YOUR OBJECTIVE:
Your task is to repeat the entries exactly. Leave the pictures out.

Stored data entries
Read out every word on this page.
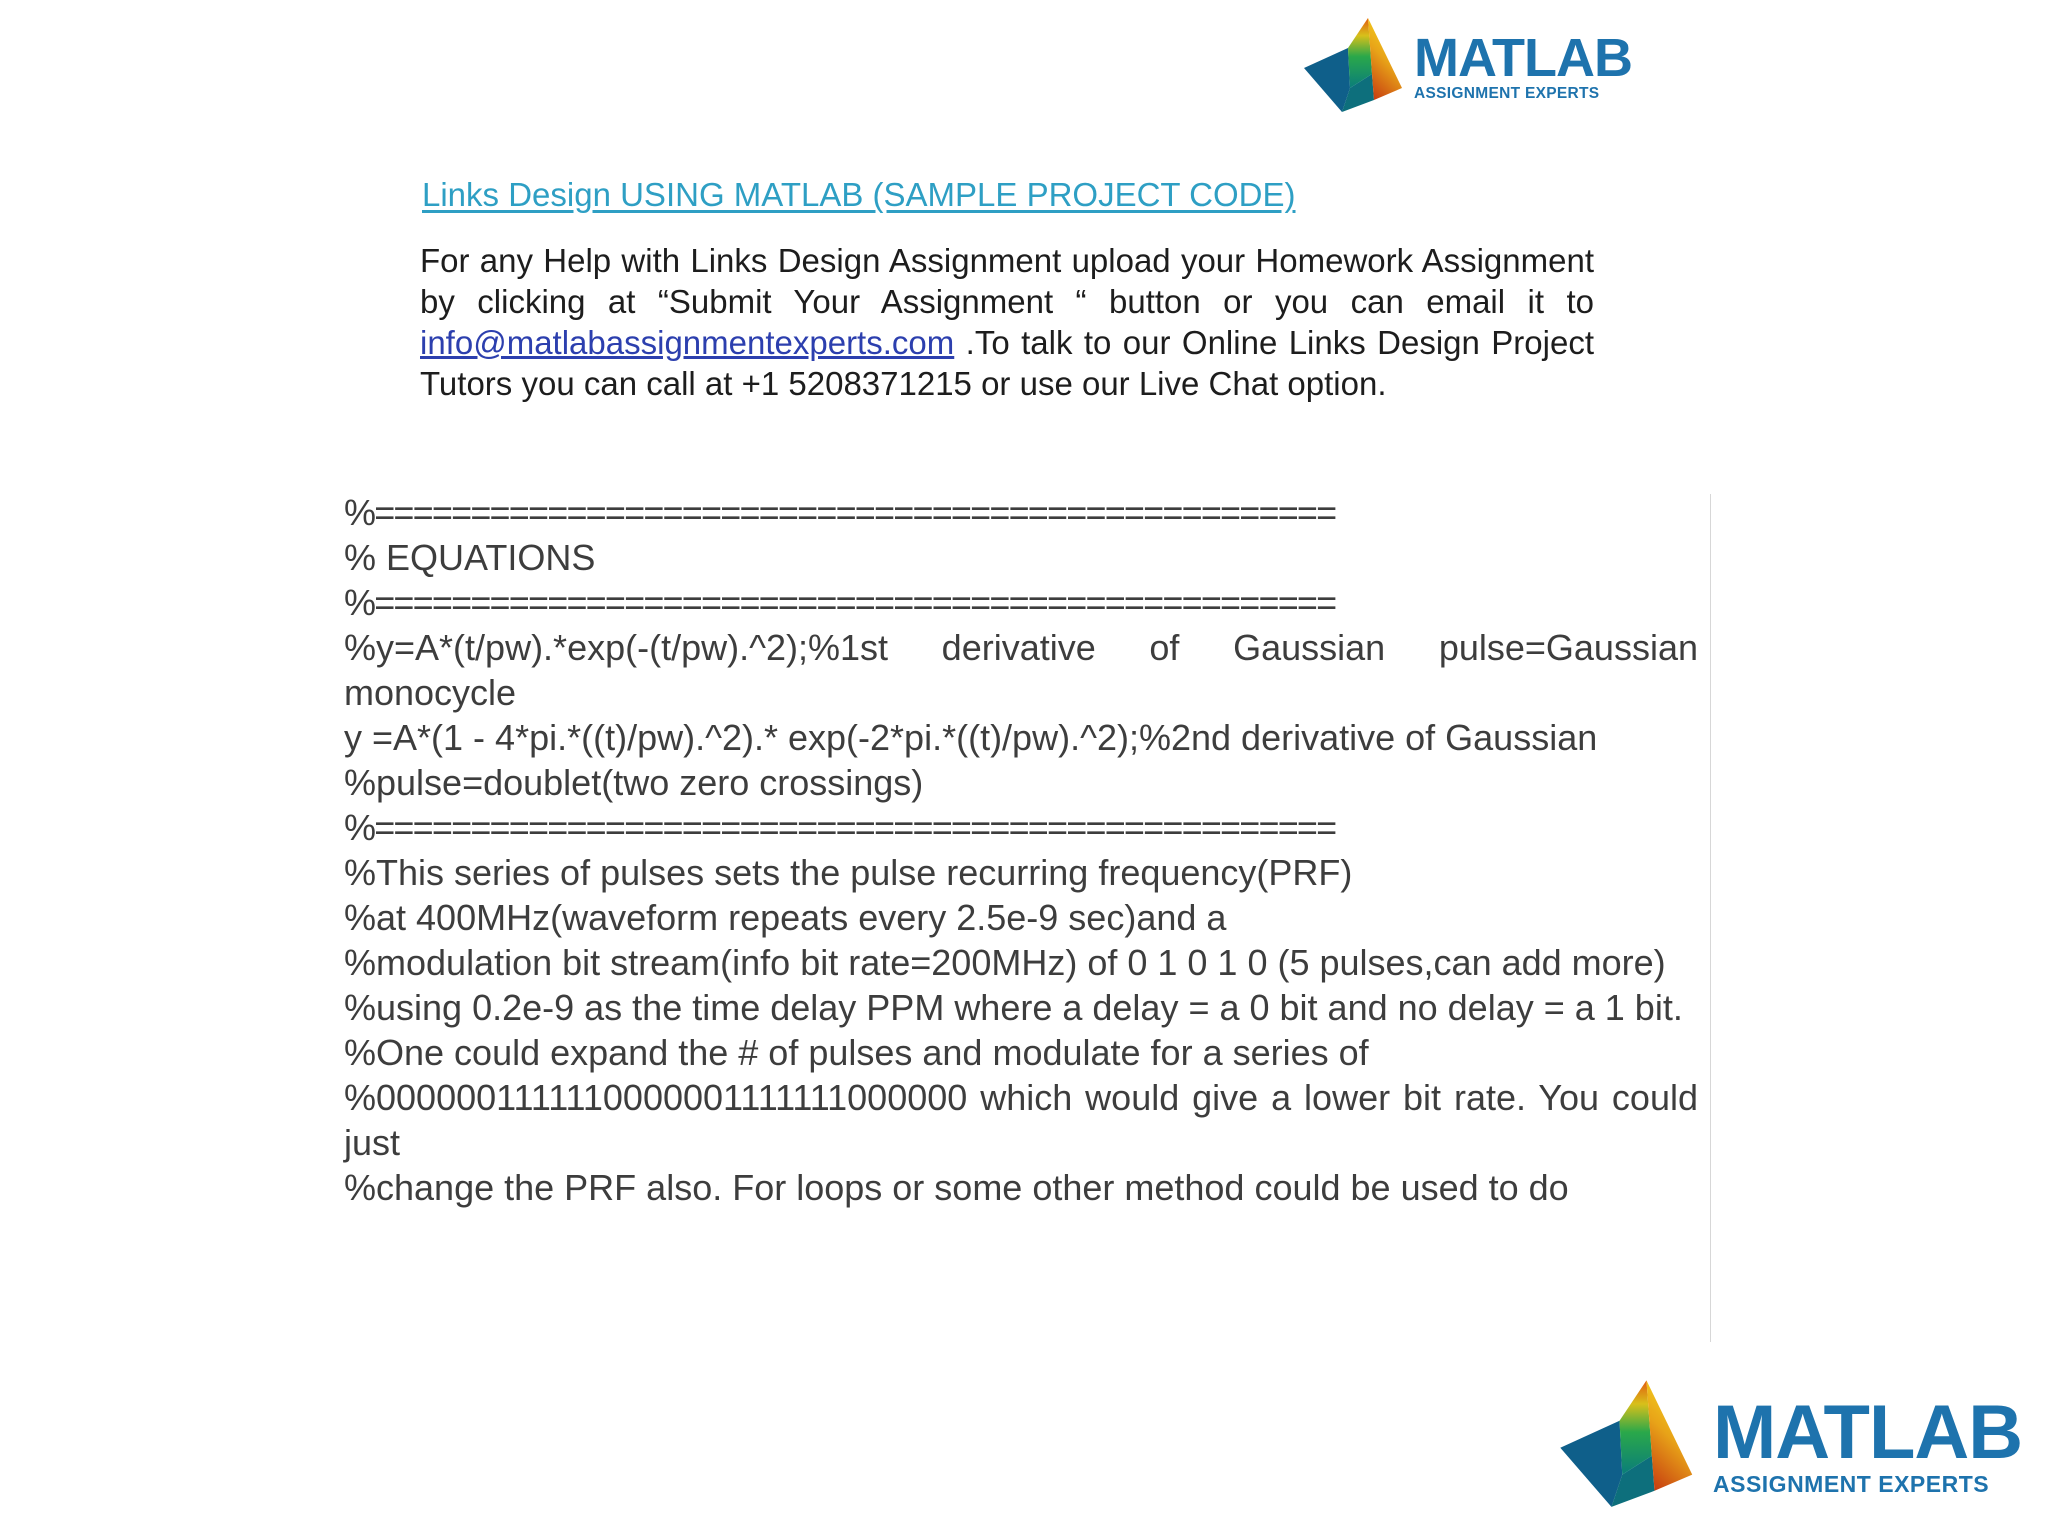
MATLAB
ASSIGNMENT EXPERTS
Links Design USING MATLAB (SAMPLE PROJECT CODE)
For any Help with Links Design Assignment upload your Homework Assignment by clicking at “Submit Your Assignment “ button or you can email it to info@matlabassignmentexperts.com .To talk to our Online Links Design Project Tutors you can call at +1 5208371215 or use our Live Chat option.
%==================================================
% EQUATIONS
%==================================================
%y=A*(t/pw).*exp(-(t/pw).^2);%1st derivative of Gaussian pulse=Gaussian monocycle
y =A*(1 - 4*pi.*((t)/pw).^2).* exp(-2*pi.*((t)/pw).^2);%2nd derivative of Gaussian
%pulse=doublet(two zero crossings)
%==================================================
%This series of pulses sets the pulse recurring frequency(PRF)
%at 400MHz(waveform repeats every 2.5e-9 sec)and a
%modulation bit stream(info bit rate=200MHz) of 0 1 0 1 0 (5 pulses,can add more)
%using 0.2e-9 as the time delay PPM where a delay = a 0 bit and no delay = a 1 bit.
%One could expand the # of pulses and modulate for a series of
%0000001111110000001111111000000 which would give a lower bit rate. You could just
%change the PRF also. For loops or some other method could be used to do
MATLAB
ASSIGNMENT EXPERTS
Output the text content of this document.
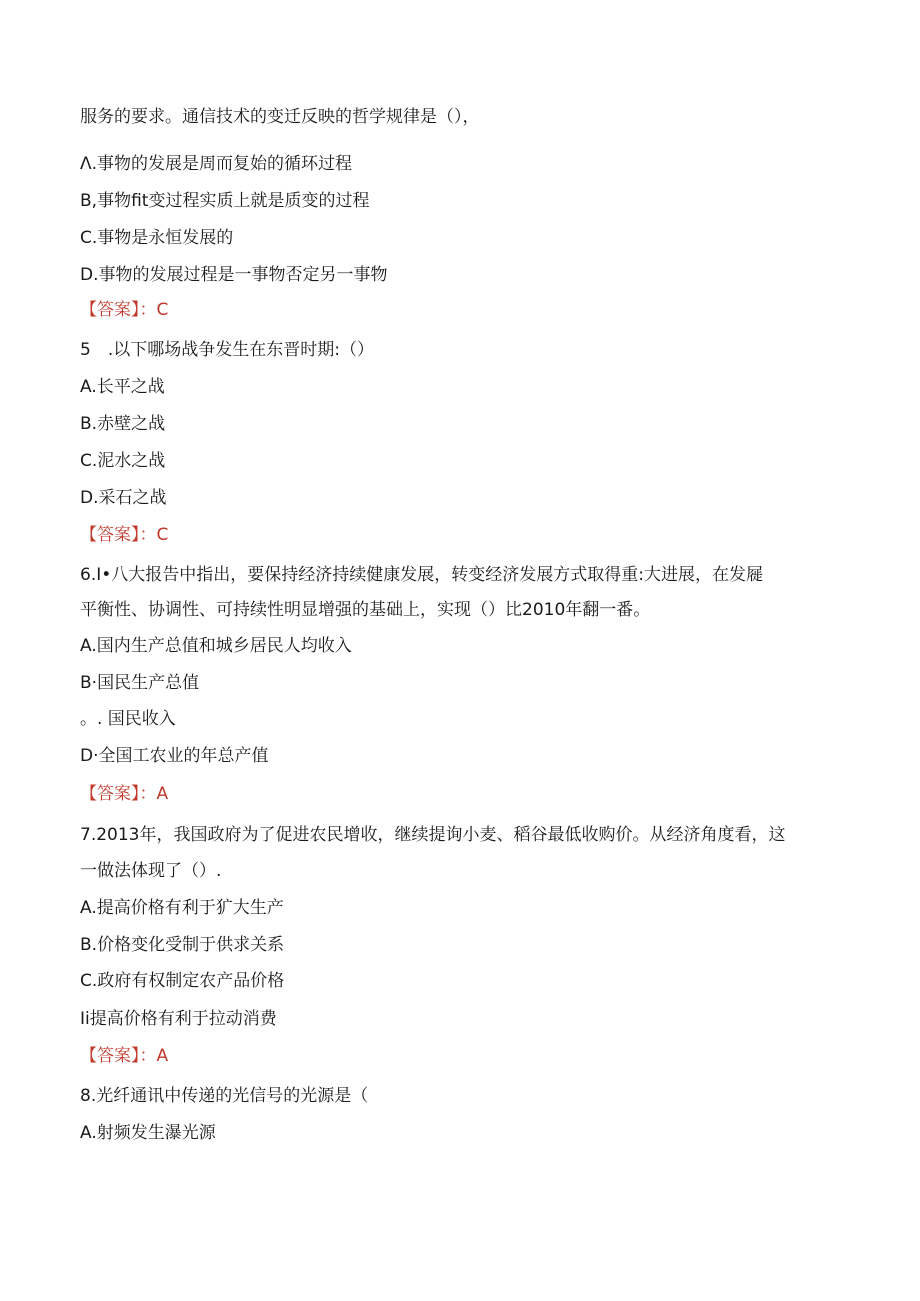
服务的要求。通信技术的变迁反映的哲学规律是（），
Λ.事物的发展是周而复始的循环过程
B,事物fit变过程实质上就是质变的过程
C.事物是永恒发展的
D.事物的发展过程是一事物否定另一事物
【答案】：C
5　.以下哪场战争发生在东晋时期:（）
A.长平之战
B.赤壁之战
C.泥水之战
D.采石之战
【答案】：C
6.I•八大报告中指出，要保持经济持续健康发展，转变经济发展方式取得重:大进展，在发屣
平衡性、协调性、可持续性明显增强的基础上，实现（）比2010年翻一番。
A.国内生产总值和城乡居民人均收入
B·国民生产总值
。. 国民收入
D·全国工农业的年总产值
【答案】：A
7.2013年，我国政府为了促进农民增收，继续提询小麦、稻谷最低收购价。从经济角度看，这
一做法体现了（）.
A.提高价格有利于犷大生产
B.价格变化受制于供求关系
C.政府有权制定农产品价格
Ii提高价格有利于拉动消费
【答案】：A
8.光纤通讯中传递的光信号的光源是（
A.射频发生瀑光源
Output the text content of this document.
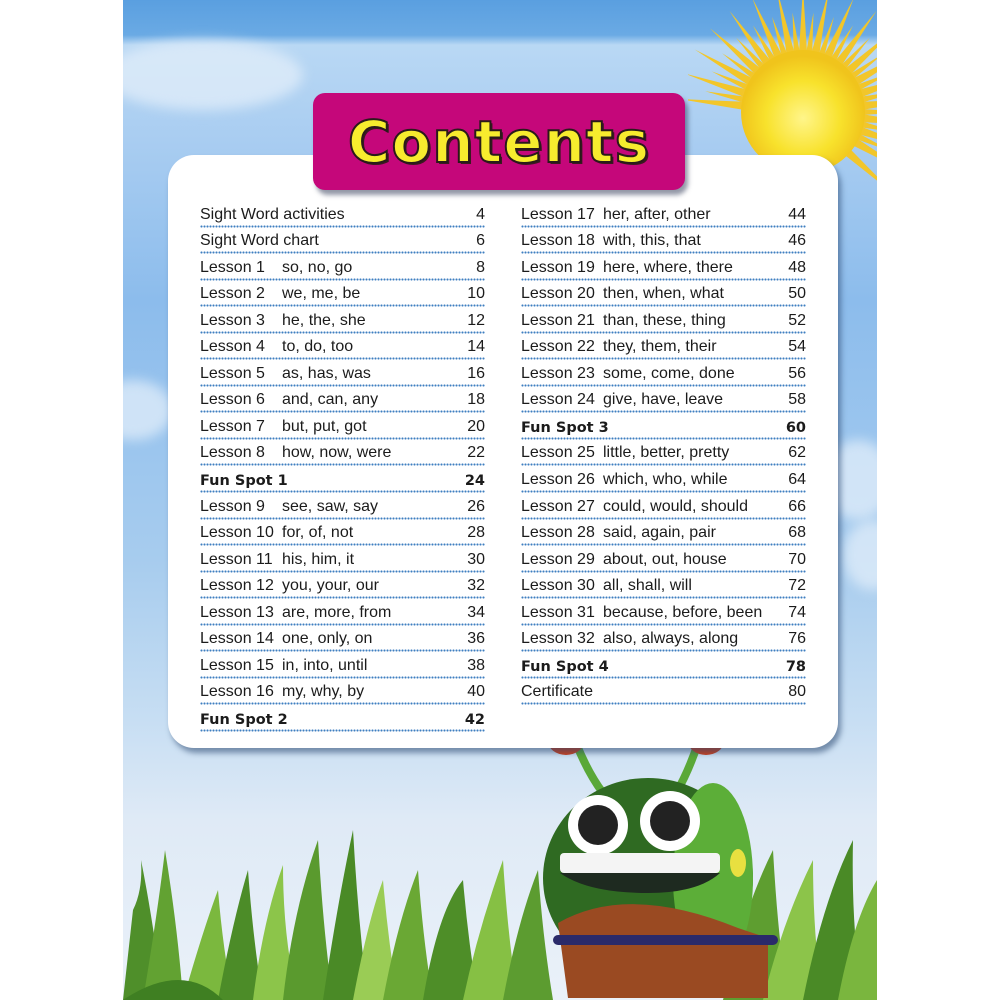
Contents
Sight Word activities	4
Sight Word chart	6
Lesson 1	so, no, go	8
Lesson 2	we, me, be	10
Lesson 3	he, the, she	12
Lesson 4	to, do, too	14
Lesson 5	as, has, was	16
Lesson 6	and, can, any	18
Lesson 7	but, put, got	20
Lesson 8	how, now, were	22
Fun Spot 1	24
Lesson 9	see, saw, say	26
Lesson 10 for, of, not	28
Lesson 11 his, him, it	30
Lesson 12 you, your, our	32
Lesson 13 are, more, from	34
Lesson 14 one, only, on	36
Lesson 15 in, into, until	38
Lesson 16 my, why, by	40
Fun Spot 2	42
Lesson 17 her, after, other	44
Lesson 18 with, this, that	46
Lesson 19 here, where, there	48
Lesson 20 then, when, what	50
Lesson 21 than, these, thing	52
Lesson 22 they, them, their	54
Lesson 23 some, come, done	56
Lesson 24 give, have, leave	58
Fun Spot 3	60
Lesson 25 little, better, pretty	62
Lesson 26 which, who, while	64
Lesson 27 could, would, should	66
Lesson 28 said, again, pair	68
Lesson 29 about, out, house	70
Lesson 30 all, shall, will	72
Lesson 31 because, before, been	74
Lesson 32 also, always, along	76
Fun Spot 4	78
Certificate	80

FULL SOLUTION:
Read out every word on this page.
MATLAB
ASSIGNMENT EXPERTS
Links Design USING MATLAB (SAMPLE PROJECT CODE)
For any Help with Links Design Assignment upload your Homework Assignment by clicking at “Submit Your Assignment “ button or you can email it to info@matlabassignmentexperts.com .To talk to our Online Links Design Project Tutors you can call at +1 5208371215 or use our Live Chat option.
%==================================================
% EQUATIONS
%==================================================
%y=A*(t/pw).*exp(-(t/pw).^2);%1st derivative of Gaussian pulse=Gaussian monocycle
y =A*(1 - 4*pi.*((t)/pw).^2).* exp(-2*pi.*((t)/pw).^2);%2nd derivative of Gaussian
%pulse=doublet(two zero crossings)
%==================================================
%This series of pulses sets the pulse recurring frequency(PRF)
%at 400MHz(waveform repeats every 2.5e-9 sec)and a
%modulation bit stream(info bit rate=200MHz) of 0 1 0 1 0 (5 pulses,can add more)
%using 0.2e-9 as the time delay PPM where a delay = a 0 bit and no delay = a 1 bit.
%One could expand the # of pulses and modulate for a series of
%0000001111110000001111111000000 which would give a lower bit rate. You could just
%change the PRF also. For loops or some other method could be used to do
MATLAB
ASSIGNMENT EXPERTS
Output the text content of this document.
服务的要求。通信技术的变迁反映的哲学规律是（），
Λ.事物的发展是周而复始的循环过程
B,事物fit变过程实质上就是质变的过程
C.事物是永恒发展的
D.事物的发展过程是一事物否定另一事物
【答案】：C
5　.以下哪场战争发生在东晋时期:（）
A.长平之战
B.赤壁之战
C.泥水之战
D.采石之战
【答案】：C
6.I•八大报告中指出，要保持经济持续健康发展，转变经济发展方式取得重:大进展，在发屣
平衡性、协调性、可持续性明显增强的基础上，实现（）比2010年翻一番。
A.国内生产总值和城乡居民人均收入
B·国民生产总值
。. 国民收入
D·全国工农业的年总产值
【答案】：A
7.2013年，我国政府为了促进农民增收，继续提询小麦、稻谷最低收购价。从经济角度看，这
一做法体现了（）.
A.提高价格有利于犷大生产
B.价格变化受制于供求关系
C.政府有权制定农产品价格
Ii提高价格有利于拉动消费
【答案】：A
8.光纤通讯中传递的光信号的光源是（
A.射频发生瀑光源
Output the text content of this document.
Contents
Sight Word activities	4
Sight Word chart	6
Lesson 1	so, no, go	8
Lesson 2	we, me, be	10
Lesson 3	he, the, she	12
Lesson 4	to, do, too	14
Lesson 5	as, has, was	16
Lesson 6	and, can, any	18
Lesson 7	but, put, got	20
Lesson 8	how, now, were	22
Fun Spot 1	24
Lesson 9	see, saw, say	26
Lesson 10 for, of, not	28
Lesson 11 his, him, it	30
Lesson 12 you, your, our	32
Lesson 13 are, more, from	34
Lesson 14 one, only, on	36
Lesson 15 in, into, until	38
Lesson 16 my, why, by	40
Fun Spot 2	42
Lesson 17 her, after, other	44
Lesson 18 with, this, that	46
Lesson 19 here, where, there	48
Lesson 20 then, when, what	50
Lesson 21 than, these, thing	52
Lesson 22 they, them, their	54
Lesson 23 some, come, done	56
Lesson 24 give, have, leave	58
Fun Spot 3	60
Lesson 25 little, better, pretty	62
Lesson 26 which, who, while	64
Lesson 27 could, would, should	66
Lesson 28 said, again, pair	68
Lesson 29 about, out, house	70
Lesson 30 all, shall, will	72
Lesson 31 because, before, been	74
Lesson 32 also, always, along	76
Fun Spot 4	78
Certificate	80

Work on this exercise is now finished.